* EXERCISE BRIEF:
Within the records below, find each line that holds the string "органами", then copy it.

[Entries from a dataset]
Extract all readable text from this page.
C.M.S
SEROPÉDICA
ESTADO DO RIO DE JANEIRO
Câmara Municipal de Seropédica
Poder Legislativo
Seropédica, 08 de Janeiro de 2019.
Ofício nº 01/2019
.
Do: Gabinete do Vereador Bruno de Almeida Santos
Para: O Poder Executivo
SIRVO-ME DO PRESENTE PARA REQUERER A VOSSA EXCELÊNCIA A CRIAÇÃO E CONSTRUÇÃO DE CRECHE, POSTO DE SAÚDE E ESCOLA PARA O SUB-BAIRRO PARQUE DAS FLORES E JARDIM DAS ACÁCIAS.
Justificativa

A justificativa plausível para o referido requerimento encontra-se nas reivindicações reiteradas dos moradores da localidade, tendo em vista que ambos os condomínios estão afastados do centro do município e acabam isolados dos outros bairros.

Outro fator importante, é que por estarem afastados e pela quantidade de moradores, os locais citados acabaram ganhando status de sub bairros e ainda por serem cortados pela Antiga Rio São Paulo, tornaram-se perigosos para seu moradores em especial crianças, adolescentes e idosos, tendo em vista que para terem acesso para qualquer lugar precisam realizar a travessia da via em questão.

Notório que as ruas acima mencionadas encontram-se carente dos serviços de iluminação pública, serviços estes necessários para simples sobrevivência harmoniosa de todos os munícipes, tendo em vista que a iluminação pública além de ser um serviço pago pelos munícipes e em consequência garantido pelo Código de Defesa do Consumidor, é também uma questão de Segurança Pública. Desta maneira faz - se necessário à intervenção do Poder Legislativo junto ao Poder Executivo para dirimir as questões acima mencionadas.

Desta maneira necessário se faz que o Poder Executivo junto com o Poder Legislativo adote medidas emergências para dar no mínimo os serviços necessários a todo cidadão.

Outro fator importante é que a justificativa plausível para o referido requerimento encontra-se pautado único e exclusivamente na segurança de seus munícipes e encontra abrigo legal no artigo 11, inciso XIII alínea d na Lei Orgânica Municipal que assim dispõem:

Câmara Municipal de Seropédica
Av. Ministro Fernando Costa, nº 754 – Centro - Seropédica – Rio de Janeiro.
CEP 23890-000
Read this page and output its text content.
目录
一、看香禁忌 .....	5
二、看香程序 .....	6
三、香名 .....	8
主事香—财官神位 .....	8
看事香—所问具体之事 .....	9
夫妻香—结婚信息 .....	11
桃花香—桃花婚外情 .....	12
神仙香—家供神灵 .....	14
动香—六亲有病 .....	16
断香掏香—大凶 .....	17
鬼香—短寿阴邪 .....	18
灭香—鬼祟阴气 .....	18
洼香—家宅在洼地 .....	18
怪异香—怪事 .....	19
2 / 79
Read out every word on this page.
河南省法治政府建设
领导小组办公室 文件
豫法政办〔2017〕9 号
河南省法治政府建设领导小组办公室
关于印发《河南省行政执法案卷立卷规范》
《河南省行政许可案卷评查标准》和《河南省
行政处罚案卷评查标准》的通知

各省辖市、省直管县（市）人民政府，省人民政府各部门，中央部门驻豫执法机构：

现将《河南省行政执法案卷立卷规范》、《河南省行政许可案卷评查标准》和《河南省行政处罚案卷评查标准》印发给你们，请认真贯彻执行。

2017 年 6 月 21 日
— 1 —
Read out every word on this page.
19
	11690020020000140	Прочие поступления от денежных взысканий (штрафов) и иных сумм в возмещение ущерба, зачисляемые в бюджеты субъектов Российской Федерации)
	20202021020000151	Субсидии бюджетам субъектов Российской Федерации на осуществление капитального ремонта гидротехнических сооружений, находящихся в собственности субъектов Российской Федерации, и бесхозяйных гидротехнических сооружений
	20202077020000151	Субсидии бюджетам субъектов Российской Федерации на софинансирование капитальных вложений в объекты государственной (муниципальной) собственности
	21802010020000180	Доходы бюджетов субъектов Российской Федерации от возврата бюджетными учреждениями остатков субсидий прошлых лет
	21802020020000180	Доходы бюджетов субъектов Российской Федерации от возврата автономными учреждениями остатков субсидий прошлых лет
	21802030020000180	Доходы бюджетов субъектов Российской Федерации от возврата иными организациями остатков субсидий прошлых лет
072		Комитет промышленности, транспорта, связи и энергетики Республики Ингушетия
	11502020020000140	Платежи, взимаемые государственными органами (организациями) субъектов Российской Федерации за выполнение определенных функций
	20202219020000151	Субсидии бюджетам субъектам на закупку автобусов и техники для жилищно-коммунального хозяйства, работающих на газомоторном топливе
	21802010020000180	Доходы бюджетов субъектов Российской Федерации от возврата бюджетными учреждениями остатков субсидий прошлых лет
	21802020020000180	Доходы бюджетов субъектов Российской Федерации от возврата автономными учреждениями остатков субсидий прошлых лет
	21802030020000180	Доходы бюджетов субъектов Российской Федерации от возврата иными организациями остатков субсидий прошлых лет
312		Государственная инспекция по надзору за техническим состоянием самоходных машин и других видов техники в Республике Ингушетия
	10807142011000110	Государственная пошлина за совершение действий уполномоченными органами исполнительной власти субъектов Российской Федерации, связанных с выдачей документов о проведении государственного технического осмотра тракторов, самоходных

* WRITTEN ANSWER:
	11502020020000140	Платежи, взимаемые государственными органами (организациями) субъектов Российской Федерации за выполнение определенных функций
	10807142011000110	Государственная пошлина за совершение действий уполномоченными органами исполнительной власти субъектов Российской Федерации, связанных с выдачей документов о проведении государственного технического осмотра тракторов, самоходных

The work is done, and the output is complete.